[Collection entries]
◇ ◇ ◇ ◇ ◇
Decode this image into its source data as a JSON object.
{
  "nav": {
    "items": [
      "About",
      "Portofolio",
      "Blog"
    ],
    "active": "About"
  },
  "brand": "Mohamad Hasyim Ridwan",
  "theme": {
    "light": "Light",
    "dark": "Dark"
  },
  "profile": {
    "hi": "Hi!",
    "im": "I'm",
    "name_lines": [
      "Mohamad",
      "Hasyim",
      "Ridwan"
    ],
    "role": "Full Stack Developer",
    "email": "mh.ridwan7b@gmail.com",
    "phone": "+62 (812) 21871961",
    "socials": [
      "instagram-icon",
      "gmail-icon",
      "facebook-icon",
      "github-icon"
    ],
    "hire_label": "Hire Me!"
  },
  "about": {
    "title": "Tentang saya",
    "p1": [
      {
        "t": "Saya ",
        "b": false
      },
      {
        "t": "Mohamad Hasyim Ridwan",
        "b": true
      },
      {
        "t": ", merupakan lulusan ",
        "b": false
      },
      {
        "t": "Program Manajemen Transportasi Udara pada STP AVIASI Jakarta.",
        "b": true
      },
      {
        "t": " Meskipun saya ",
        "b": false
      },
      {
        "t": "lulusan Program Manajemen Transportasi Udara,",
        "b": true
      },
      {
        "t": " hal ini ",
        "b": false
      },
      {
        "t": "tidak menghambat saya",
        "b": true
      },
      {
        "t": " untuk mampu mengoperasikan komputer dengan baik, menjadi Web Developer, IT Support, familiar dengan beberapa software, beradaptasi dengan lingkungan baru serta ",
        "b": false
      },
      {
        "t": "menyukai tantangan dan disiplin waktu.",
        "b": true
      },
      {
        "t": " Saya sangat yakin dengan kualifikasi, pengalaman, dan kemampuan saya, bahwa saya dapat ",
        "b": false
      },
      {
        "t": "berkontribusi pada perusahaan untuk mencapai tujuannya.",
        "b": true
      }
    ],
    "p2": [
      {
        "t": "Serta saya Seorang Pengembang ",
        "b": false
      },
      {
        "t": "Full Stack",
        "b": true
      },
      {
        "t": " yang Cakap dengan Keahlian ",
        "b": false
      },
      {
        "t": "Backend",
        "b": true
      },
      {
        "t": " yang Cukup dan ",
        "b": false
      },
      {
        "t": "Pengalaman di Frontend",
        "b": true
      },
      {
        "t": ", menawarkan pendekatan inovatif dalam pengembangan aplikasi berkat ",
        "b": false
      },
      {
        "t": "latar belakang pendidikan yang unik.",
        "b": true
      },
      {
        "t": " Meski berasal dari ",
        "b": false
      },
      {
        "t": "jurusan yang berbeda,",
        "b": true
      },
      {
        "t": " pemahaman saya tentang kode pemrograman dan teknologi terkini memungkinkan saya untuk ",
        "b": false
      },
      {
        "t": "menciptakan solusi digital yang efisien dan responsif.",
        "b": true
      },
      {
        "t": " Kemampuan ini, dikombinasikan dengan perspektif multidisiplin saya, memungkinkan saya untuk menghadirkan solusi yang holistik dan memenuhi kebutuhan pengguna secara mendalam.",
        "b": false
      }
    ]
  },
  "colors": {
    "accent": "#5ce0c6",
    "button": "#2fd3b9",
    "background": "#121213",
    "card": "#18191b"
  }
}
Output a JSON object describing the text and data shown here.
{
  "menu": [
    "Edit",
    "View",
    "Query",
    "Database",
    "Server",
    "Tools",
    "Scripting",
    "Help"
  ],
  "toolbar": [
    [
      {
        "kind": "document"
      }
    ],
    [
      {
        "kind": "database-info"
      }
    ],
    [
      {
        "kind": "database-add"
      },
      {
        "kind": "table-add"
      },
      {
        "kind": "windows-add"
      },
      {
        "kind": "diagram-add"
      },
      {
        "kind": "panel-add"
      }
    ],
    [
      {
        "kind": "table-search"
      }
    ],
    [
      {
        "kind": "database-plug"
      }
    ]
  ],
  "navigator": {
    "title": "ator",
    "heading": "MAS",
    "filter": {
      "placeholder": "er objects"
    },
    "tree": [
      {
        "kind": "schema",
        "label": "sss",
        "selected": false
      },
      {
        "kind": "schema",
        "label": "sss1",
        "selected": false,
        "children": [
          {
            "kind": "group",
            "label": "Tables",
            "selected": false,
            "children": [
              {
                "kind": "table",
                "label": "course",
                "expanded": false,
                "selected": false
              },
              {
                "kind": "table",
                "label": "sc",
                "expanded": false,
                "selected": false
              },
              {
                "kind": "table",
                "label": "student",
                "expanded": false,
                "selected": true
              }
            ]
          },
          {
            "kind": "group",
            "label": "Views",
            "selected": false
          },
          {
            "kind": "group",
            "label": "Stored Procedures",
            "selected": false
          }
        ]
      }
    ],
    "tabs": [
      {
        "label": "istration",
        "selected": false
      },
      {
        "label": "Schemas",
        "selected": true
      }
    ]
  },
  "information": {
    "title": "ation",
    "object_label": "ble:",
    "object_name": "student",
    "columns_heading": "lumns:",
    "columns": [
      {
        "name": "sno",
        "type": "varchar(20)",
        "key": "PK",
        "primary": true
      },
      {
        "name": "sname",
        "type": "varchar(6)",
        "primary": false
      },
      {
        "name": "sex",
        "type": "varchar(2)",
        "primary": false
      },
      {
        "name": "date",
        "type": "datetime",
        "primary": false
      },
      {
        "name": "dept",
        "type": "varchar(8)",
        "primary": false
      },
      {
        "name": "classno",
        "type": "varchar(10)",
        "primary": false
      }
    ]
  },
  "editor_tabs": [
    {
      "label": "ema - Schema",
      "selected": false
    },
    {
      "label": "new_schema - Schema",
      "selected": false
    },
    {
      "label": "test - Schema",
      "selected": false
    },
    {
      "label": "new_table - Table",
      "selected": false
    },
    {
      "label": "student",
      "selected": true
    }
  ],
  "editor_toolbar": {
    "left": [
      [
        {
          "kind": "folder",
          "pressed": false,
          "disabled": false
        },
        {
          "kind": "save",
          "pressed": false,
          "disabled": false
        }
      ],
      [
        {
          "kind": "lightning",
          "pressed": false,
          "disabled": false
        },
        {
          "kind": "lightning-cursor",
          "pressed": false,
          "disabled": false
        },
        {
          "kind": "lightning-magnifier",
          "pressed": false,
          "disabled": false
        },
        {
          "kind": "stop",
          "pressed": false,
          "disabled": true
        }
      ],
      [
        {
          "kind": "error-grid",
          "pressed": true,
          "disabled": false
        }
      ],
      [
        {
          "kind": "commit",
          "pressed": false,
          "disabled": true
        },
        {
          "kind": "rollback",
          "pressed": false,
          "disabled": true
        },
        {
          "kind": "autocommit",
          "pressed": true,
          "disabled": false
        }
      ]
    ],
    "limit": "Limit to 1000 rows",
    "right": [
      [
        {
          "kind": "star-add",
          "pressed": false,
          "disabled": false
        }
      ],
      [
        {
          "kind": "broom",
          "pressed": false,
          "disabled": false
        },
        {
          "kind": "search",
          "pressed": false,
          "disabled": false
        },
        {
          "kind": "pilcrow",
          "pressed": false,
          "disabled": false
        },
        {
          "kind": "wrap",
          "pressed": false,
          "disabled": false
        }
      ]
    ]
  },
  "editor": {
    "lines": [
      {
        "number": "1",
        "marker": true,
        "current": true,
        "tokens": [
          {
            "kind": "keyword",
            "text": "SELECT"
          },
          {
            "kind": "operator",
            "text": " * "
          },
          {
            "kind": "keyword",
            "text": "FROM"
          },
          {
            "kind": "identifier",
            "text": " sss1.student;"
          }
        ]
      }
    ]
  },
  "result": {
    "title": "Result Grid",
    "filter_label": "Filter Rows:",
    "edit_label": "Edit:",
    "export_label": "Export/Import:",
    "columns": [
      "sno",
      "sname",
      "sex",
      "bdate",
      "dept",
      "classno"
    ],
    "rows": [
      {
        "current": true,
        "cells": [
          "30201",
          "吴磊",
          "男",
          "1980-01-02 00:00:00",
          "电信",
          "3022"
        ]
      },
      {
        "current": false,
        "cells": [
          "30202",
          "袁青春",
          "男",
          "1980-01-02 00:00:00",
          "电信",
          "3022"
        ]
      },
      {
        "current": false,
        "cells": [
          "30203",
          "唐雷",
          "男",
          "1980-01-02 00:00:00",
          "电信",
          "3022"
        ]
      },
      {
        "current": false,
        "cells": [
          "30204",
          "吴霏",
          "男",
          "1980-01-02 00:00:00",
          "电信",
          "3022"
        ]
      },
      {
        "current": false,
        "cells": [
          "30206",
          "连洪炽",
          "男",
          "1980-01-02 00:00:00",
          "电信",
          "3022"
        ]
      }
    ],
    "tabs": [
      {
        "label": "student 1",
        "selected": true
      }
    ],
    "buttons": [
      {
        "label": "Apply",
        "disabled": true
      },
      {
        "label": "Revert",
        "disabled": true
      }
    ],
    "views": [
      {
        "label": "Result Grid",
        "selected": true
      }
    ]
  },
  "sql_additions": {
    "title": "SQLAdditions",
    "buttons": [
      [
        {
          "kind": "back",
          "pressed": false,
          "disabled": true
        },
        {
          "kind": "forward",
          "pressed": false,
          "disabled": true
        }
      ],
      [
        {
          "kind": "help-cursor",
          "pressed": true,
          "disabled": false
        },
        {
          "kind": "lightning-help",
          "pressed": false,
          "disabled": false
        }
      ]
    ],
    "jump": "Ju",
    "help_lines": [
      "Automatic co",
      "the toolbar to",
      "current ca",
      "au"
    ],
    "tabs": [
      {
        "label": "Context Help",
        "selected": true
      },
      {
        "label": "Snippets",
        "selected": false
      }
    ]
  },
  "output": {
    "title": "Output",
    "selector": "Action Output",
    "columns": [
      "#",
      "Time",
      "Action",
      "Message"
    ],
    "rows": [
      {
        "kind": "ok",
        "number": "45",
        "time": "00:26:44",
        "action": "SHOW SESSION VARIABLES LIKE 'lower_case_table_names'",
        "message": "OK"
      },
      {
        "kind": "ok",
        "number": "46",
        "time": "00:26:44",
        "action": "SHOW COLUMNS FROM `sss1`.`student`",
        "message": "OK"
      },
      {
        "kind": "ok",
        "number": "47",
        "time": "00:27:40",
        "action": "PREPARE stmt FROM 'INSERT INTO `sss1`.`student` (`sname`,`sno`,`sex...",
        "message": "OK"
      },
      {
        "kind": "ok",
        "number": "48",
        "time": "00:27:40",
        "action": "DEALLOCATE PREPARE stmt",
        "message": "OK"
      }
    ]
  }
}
◇ ◇ ◇ ◇ ◇
**Task to complete:**
Extract each line from the entries above that contains the string "title".

**Result for this task:**
    "title": "Tentang saya",
    "title": "ator",
    "title": "ation",
    "title": "Result Grid",
    "title": "SQLAdditions",
    "title": "Output",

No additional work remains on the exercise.